C. Constructive possession

Ginn relies on Pate v. State, 557 So.2d 1183 (Miss.1990), and Powell v. State, 355 So.2d 1378 (Miss.1978). In Pate, we reversed a conviction of possession of marijuana where the defendant had checked out of the hotel room the day before the marijuana was found.

In Powell, we affirmed a conviction where the controlled substance was found in the closet of the bedroom in the house on which the defendant paid the rent. In so doing, we stated:

The correct rule in this jurisdiction is that one in possession of premises upon which contraband is found is presumed to be in constructive possession of the articles, but the presumption is rebuttable. We have held that where contraband is found upon premises not in the exclusive control and possession of the accused, additional incriminating facts must connect the accused with the contraband.

In our case, there were additional incriminating facts that connected Ginn to both the precursor chemicals and the methamphetamine.

INFORMATION SUPPLIED:
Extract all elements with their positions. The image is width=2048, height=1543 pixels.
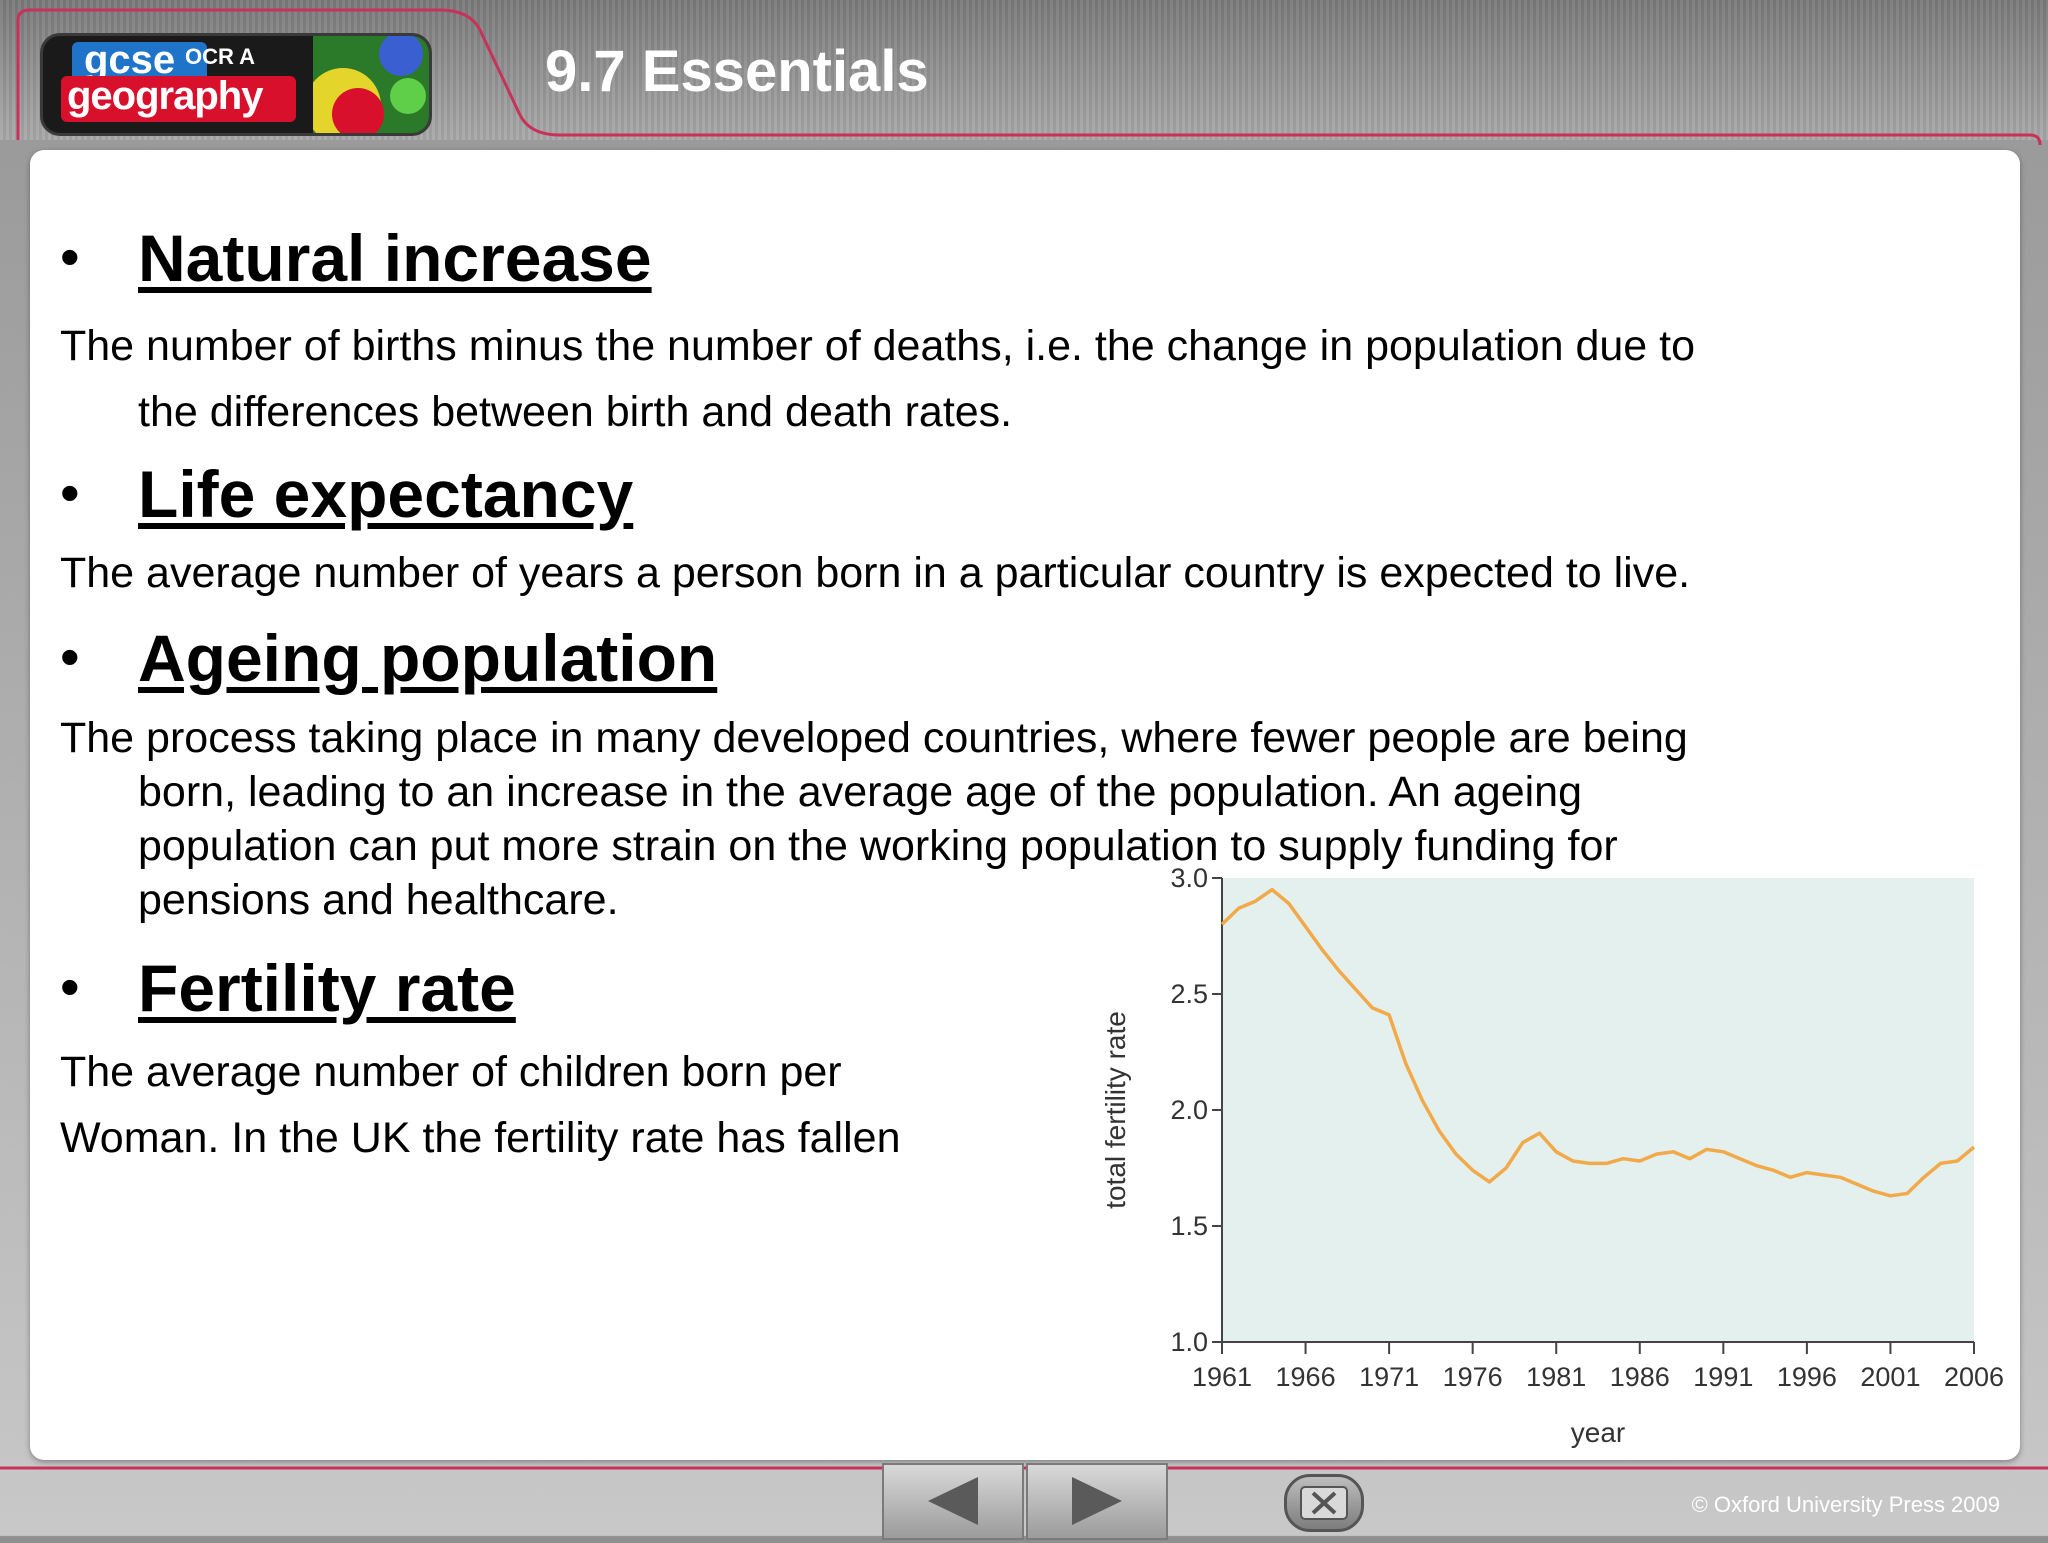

SHORT PROBLEM 1: Translate the following sentence from the excerpt on constructive possession into Spanish: "In Pate, we reversed a conviction of possession of marijuana where the defendant had checked out of the hotel room the day before the marijuana was found."
SHORT PROBLEM 2:
Answer the following questions using the excerpt on constructive possession:
(a) In what year was Powell v. State decided?
(b) In Powell, where was the controlled substance found?
(c) Under the quoted rule, what must connect the accused with the contraband when it is found on premises not in the accused's exclusive control and possession?
SHORT PROBLEM 3: Carry on the excerpt on constructive possession from the point where it stops.

EXPECTED OUTPUT 1: En Pate, revocamos una condena por posesión de marihuana en un caso en que el acusado había desocupado la habitación del hotel el día anterior al hallazgo de la marihuana.

EXPECTED OUTPUT 2:
(a) 1978.
(b) In the closet of the bedroom in the house on which the defendant paid the rent.
(c) Additional incriminating facts.

EXPECTED OUTPUT 3:
Ginn herself pulled out the packet containing white powdery substance from her pocket. That substance later tested positive as methamphetamine. As to the pre-cursors, the items were located in the vehicle in which the only persons inside were Ginn and Hill.

Ginn implicated herself by the written post-Miranda warning statement that “I also believe that on other occurrences pills that we (Ginn and Hill) purchased were for Kris Ray.” This statement defeats Ginn’s efforts to rebut the presumption that she had constructive possession of the precursors and drugs.